● **Task directions**:
The records below must be written out exactly, with every picture left behind.

● **Material**:
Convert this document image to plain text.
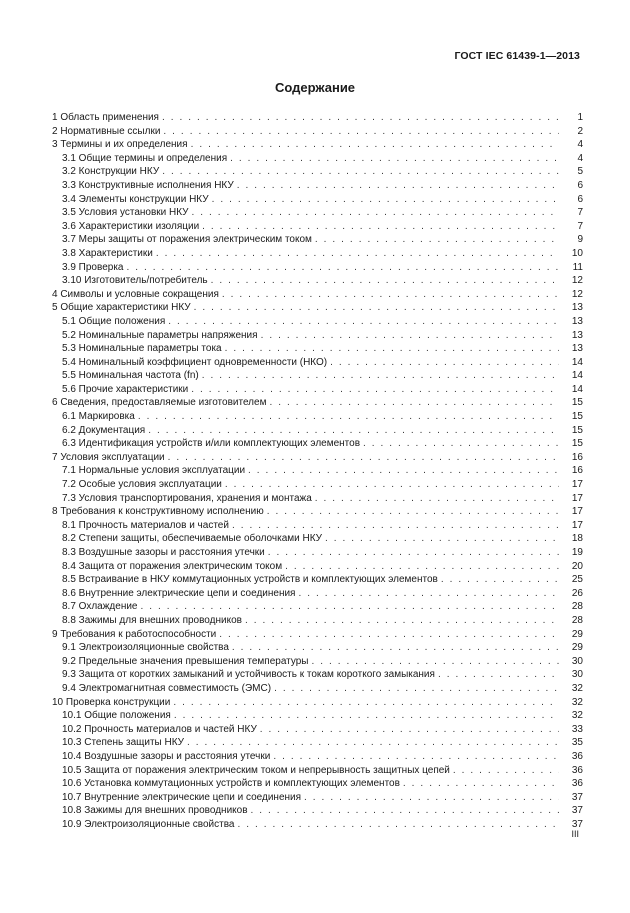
ГОСТ IEC 61439-1—2013
Содержание
1 Область применения . . .	1
2 Нормативные ссылки . . .	2
3 Термины и их определения . . .	4
3.1 Общие термины и определения . . .	4
3.2 Конструкции НКУ . . .	5
3.3 Конструктивные исполнения НКУ . . .	6
3.4 Элементы конструкции НКУ . . .	6
3.5 Условия установки НКУ . . .	7
3.6 Характеристики изоляции . . .	7
3.7 Меры защиты от поражения электрическим током . . .	9
3.8 Характеристики . . .	10
3.9 Проверка . . .	11
3.10 Изготовитель/потребитель . . .	12
4 Символы и условные сокращения . . .	12
5 Общие характеристики НКУ . . .	13
5.1 Общие положения . . .	13
5.2 Номинальные параметры напряжения . . .	13
5.3 Номинальные параметры тока . . .	13
5.4 Номинальный коэффициент одновременности (НКО) . . .	14
5.5 Номинальная частота (fn) . . .	14
5.6 Прочие характеристики . . .	14
6 Сведения, предоставляемые изготовителем . . .	15
6.1 Маркировка . . .	15
6.2 Документация . . .	15
6.3 Идентификация устройств и/или комплектующих элементов . . .	15
7 Условия эксплуатации . . .	16
7.1 Нормальные условия эксплуатации . . .	16
7.2 Особые условия эксплуатации . . .	17
7.3 Условия транспортирования, хранения и монтажа . . .	17
8 Требования к конструктивному исполнению . . .	17
8.1 Прочность материалов и частей . . .	17
8.2 Степени защиты, обеспечиваемые оболочками НКУ . . .	18
8.3 Воздушные зазоры и расстояния утечки . . .	19
8.4 Защита от поражения электрическим током . . .	20
8.5 Встраивание в НКУ коммутационных устройств и комплектующих элементов . . .	25
8.6 Внутренние электрические цепи и соединения . . .	26
8.7 Охлаждение . . .	28
8.8 Зажимы для внешних проводников . . .	28
9 Требования к работоспособности . . .	29
9.1 Электроизоляционные свойства . . .	29
9.2 Предельные значения превышения температуры . . .	30
9.3 Защита от коротких замыканий и устойчивость к токам короткого замыкания . . .	30
9.4 Электромагнитная совместимость (ЭМС) . . .	32
10 Проверка конструкции . . .	32
10.1 Общие положения . . .	32
10.2 Прочность материалов и частей НКУ . . .	33
10.3 Степень защиты НКУ . . .	35
10.4 Воздушные зазоры и расстояния утечки . . .	36
10.5 Защита от поражения электрическим током и непрерывность защитных цепей . . .	36
10.6 Установка коммутационных устройств и комплектующих элементов . . .	36
10.7 Внутренние электрические цепи и соединения . . .	37
10.8 Зажимы для внешних проводников . . .	37
10.9 Электроизоляционные свойства . . .	37
III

● **Written solution**:
Convert this document image to plain text.
ГОСТ IEC 61439-1—2013
Содержание
1 Область применения . . .	1
2 Нормативные ссылки . . .	2
3 Термины и их определения . . .	4
3.1 Общие термины и определения . . .	4
3.2 Конструкции НКУ . . .	5
3.3 Конструктивные исполнения НКУ . . .	6
3.4 Элементы конструкции НКУ . . .	6
3.5 Условия установки НКУ . . .	7
3.6 Характеристики изоляции . . .	7
3.7 Меры защиты от поражения электрическим током . . .	9
3.8 Характеристики . . .	10
3.9 Проверка . . .	11
3.10 Изготовитель/потребитель . . .	12
4 Символы и условные сокращения . . .	12
5 Общие характеристики НКУ . . .	13
5.1 Общие положения . . .	13
5.2 Номинальные параметры напряжения . . .	13
5.3 Номинальные параметры тока . . .	13
5.4 Номинальный коэффициент одновременности (НКО) . . .	14
5.5 Номинальная частота (fn) . . .	14
5.6 Прочие характеристики . . .	14
6 Сведения, предоставляемые изготовителем . . .	15
6.1 Маркировка . . .	15
6.2 Документация . . .	15
6.3 Идентификация устройств и/или комплектующих элементов . . .	15
7 Условия эксплуатации . . .	16
7.1 Нормальные условия эксплуатации . . .	16
7.2 Особые условия эксплуатации . . .	17
7.3 Условия транспортирования, хранения и монтажа . . .	17
8 Требования к конструктивному исполнению . . .	17
8.1 Прочность материалов и частей . . .	17
8.2 Степени защиты, обеспечиваемые оболочками НКУ . . .	18
8.3 Воздушные зазоры и расстояния утечки . . .	19
8.4 Защита от поражения электрическим током . . .	20
8.5 Встраивание в НКУ коммутационных устройств и комплектующих элементов . . .	25
8.6 Внутренние электрические цепи и соединения . . .	26
8.7 Охлаждение . . .	28
8.8 Зажимы для внешних проводников . . .	28
9 Требования к работоспособности . . .	29
9.1 Электроизоляционные свойства . . .	29
9.2 Предельные значения превышения температуры . . .	30
9.3 Защита от коротких замыканий и устойчивость к токам короткого замыкания . . .	30
9.4 Электромагнитная совместимость (ЭМС) . . .	32
10 Проверка конструкции . . .	32
10.1 Общие положения . . .	32
10.2 Прочность материалов и частей НКУ . . .	33
10.3 Степень защиты НКУ . . .	35
10.4 Воздушные зазоры и расстояния утечки . . .	36
10.5 Защита от поражения электрическим током и непрерывность защитных цепей . . .	36
10.6 Установка коммутационных устройств и комплектующих элементов . . .	36
10.7 Внутренние электрические цепи и соединения . . .	37
10.8 Зажимы для внешних проводников . . .	37
10.9 Электроизоляционные свойства . . .	37
III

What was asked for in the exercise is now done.